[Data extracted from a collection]
□ □ □
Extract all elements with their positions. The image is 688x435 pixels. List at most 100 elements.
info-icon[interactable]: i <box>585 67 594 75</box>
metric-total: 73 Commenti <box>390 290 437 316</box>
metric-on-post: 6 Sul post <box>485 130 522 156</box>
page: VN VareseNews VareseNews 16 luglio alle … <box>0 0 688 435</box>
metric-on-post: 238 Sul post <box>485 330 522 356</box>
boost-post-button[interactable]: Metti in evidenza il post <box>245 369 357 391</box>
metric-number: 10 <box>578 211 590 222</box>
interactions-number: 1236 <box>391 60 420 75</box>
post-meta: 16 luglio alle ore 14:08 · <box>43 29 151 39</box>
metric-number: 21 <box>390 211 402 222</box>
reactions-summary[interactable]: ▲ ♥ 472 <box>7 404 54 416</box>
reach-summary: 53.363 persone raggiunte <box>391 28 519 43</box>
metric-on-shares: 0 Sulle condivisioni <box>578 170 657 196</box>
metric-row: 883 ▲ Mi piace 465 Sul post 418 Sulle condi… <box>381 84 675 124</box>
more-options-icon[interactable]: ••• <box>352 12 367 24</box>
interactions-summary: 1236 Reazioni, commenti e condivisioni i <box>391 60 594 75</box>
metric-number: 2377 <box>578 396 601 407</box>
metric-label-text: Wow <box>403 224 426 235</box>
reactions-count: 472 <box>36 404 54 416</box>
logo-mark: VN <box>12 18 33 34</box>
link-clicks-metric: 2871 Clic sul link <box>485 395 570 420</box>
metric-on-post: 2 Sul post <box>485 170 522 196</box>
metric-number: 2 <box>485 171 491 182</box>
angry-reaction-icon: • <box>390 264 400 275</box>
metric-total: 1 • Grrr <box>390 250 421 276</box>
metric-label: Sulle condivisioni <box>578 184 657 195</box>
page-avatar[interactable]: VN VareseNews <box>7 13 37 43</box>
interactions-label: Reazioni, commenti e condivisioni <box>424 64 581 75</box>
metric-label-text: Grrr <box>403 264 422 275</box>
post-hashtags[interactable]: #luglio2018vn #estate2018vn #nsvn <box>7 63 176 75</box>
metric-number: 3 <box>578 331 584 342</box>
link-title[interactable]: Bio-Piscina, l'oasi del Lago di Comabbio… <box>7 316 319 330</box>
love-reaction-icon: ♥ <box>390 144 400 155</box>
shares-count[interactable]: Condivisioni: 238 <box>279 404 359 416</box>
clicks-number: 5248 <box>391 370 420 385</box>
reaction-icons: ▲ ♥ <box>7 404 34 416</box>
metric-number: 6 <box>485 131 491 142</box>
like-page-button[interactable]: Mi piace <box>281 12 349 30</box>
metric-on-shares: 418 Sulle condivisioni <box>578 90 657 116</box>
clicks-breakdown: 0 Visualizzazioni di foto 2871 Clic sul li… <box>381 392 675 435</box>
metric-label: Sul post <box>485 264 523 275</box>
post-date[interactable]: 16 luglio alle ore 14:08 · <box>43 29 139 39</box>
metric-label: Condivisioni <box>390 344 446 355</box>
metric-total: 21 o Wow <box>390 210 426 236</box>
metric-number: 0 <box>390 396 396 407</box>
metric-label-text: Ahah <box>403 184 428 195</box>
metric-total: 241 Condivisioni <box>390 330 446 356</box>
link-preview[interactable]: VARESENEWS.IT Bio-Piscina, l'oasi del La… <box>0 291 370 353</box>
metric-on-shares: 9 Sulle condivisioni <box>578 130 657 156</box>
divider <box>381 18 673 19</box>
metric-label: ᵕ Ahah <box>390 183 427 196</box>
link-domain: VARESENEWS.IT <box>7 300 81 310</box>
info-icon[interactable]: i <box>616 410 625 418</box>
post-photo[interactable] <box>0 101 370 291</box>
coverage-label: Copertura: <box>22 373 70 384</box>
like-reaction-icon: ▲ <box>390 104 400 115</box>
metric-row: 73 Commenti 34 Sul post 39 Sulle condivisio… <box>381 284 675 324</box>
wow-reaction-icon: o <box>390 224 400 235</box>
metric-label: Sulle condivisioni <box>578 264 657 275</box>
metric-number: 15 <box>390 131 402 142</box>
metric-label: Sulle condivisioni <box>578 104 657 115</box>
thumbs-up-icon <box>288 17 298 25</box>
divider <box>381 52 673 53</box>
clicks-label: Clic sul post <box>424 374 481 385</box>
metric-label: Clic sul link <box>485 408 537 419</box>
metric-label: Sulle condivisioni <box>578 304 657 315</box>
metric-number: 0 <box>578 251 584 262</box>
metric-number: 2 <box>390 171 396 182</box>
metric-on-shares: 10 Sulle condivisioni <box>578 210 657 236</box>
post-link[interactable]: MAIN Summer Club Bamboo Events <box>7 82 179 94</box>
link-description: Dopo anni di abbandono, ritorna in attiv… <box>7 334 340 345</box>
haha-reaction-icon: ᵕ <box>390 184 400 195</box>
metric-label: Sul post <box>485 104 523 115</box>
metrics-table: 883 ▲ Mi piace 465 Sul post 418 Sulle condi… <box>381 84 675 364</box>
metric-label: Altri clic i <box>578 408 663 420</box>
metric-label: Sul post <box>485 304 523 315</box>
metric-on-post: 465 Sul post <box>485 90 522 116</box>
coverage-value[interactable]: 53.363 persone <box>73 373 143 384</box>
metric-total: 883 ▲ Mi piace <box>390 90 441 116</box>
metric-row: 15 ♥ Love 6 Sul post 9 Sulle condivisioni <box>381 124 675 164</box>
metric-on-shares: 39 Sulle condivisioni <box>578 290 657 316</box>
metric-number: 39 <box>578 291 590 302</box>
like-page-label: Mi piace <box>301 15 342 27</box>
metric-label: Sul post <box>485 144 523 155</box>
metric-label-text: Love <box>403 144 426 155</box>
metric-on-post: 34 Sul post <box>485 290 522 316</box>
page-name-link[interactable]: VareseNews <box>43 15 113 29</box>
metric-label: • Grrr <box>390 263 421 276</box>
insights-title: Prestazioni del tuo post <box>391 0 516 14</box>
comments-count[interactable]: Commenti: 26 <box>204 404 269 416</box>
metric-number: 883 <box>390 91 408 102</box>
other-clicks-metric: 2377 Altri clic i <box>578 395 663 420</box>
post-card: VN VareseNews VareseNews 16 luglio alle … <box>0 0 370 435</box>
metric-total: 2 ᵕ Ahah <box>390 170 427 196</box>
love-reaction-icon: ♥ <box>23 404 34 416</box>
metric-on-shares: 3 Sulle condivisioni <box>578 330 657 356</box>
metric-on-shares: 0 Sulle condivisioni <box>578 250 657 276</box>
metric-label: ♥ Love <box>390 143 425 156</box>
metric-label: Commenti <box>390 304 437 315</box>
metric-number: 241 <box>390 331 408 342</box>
□ □ □
◆ What to produce
Update the entries above by replacing every instance of "metric-on-post" with "metric-post", leaving everything else unchanged.

◆ Expected output
Extract all elements with their positions. The image is 688x435 pixels. List at most 100 elements.
info-icon[interactable]: i <box>585 67 594 75</box>
metric-total: 73 Commenti <box>390 290 437 316</box>
metric-post: 6 Sul post <box>485 130 522 156</box>
page: VN VareseNews VareseNews 16 luglio alle … <box>0 0 688 435</box>
metric-post: 238 Sul post <box>485 330 522 356</box>
boost-post-button[interactable]: Metti in evidenza il post <box>245 369 357 391</box>
metric-number: 10 <box>578 211 590 222</box>
interactions-number: 1236 <box>391 60 420 75</box>
post-meta: 16 luglio alle ore 14:08 · <box>43 29 151 39</box>
metric-number: 21 <box>390 211 402 222</box>
reactions-summary[interactable]: ▲ ♥ 472 <box>7 404 54 416</box>
reach-summary: 53.363 persone raggiunte <box>391 28 519 43</box>
metric-on-shares: 0 Sulle condivisioni <box>578 170 657 196</box>
metric-row: 883 ▲ Mi piace 465 Sul post 418 Sulle condi… <box>381 84 675 124</box>
more-options-icon[interactable]: ••• <box>352 12 367 24</box>
interactions-summary: 1236 Reazioni, commenti e condivisioni i <box>391 60 594 75</box>
metric-number: 2377 <box>578 396 601 407</box>
metric-label-text: Wow <box>403 224 426 235</box>
reactions-count: 472 <box>36 404 54 416</box>
logo-mark: VN <box>12 18 33 34</box>
link-clicks-metric: 2871 Clic sul link <box>485 395 570 420</box>
metric-post: 2 Sul post <box>485 170 522 196</box>
metric-number: 2 <box>485 171 491 182</box>
angry-reaction-icon: • <box>390 264 400 275</box>
metric-total: 1 • Grrr <box>390 250 421 276</box>
metric-label: Sulle condivisioni <box>578 184 657 195</box>
page-avatar[interactable]: VN VareseNews <box>7 13 37 43</box>
interactions-label: Reazioni, commenti e condivisioni <box>424 64 581 75</box>
metric-label-text: Grrr <box>403 264 422 275</box>
post-hashtags[interactable]: #luglio2018vn #estate2018vn #nsvn <box>7 63 176 75</box>
metric-number: 3 <box>578 331 584 342</box>
link-title[interactable]: Bio-Piscina, l'oasi del Lago di Comabbio… <box>7 316 319 330</box>
love-reaction-icon: ♥ <box>390 144 400 155</box>
shares-count[interactable]: Condivisioni: 238 <box>279 404 359 416</box>
clicks-number: 5248 <box>391 370 420 385</box>
reaction-icons: ▲ ♥ <box>7 404 34 416</box>
metric-number: 6 <box>485 131 491 142</box>
like-page-button[interactable]: Mi piace <box>281 12 349 30</box>
metric-on-shares: 418 Sulle condivisioni <box>578 90 657 116</box>
clicks-breakdown: 0 Visualizzazioni di foto 2871 Clic sul li… <box>381 392 675 435</box>
metric-label: Sul post <box>485 264 523 275</box>
post-date[interactable]: 16 luglio alle ore 14:08 · <box>43 29 139 39</box>
metric-label: Condivisioni <box>390 344 446 355</box>
metric-total: 21 o Wow <box>390 210 426 236</box>
metric-number: 0 <box>390 396 396 407</box>
metric-label-text: Ahah <box>403 184 428 195</box>
metric-total: 241 Condivisioni <box>390 330 446 356</box>
link-preview[interactable]: VARESENEWS.IT Bio-Piscina, l'oasi del La… <box>0 291 370 353</box>
metric-on-shares: 9 Sulle condivisioni <box>578 130 657 156</box>
divider <box>381 18 673 19</box>
metric-label: ᵕ Ahah <box>390 183 427 196</box>
link-domain: VARESENEWS.IT <box>7 300 81 310</box>
info-icon[interactable]: i <box>616 410 625 418</box>
post-photo[interactable] <box>0 101 370 291</box>
coverage-label: Copertura: <box>22 373 70 384</box>
like-reaction-icon: ▲ <box>390 104 400 115</box>
metric-row: 73 Commenti 34 Sul post 39 Sulle condivisio… <box>381 284 675 324</box>
wow-reaction-icon: o <box>390 224 400 235</box>
metric-label: Sulle condivisioni <box>578 264 657 275</box>
metric-number: 15 <box>390 131 402 142</box>
metric-label: Sulle condivisioni <box>578 104 657 115</box>
thumbs-up-icon <box>288 17 298 25</box>
divider <box>381 52 673 53</box>
clicks-label: Clic sul post <box>424 374 481 385</box>
metric-label: Clic sul link <box>485 408 537 419</box>
metric-label: Sulle condivisioni <box>578 304 657 315</box>
metric-number: 0 <box>578 251 584 262</box>
metric-number: 2 <box>390 171 396 182</box>
metric-on-shares: 10 Sulle condivisioni <box>578 210 657 236</box>
post-link[interactable]: MAIN Summer Club Bamboo Events <box>7 82 179 94</box>
link-description: Dopo anni di abbandono, ritorna in attiv… <box>7 334 340 345</box>
haha-reaction-icon: ᵕ <box>390 184 400 195</box>
metric-label: Sul post <box>485 104 523 115</box>
metrics-table: 883 ▲ Mi piace 465 Sul post 418 Sulle condi… <box>381 84 675 364</box>
metric-label: Altri clic i <box>578 408 663 420</box>
metric-label: Sul post <box>485 304 523 315</box>
metric-post: 465 Sul post <box>485 90 522 116</box>
coverage-value[interactable]: 53.363 persone <box>73 373 143 384</box>
metric-total: 883 ▲ Mi piace <box>390 90 441 116</box>
metric-row: 15 ♥ Love 6 Sul post 9 Sulle condivisioni <box>381 124 675 164</box>
metric-on-shares: 39 Sulle condivisioni <box>578 290 657 316</box>
metric-number: 39 <box>578 291 590 302</box>
like-page-label: Mi piace <box>301 15 342 27</box>
metric-label: Sul post <box>485 144 523 155</box>
metric-label-text: Love <box>403 144 426 155</box>
metric-post: 34 Sul post <box>485 290 522 316</box>
page-name-link[interactable]: VareseNews <box>43 15 113 29</box>
metric-label: • Grrr <box>390 263 421 276</box>
insights-title: Prestazioni del tuo post <box>391 0 516 14</box>
comments-count[interactable]: Commenti: 26 <box>204 404 269 416</box>
metric-number: 883 <box>390 91 408 102</box>
other-clicks-metric: 2377 Altri clic i <box>578 395 663 420</box>
post-card: VN VareseNews VareseNews 16 luglio alle … <box>0 0 370 435</box>
metric-total: 2 ᵕ Ahah <box>390 170 427 196</box>
love-reaction-icon: ♥ <box>23 404 34 416</box>
metric-on-shares: 3 Sulle condivisioni <box>578 330 657 356</box>
metric-on-shares: 0 Sulle condivisioni <box>578 250 657 276</box>
metric-label: ♥ Love <box>390 143 425 156</box>
metric-label: Commenti <box>390 304 437 315</box>
metric-number: 241 <box>390 331 408 342</box>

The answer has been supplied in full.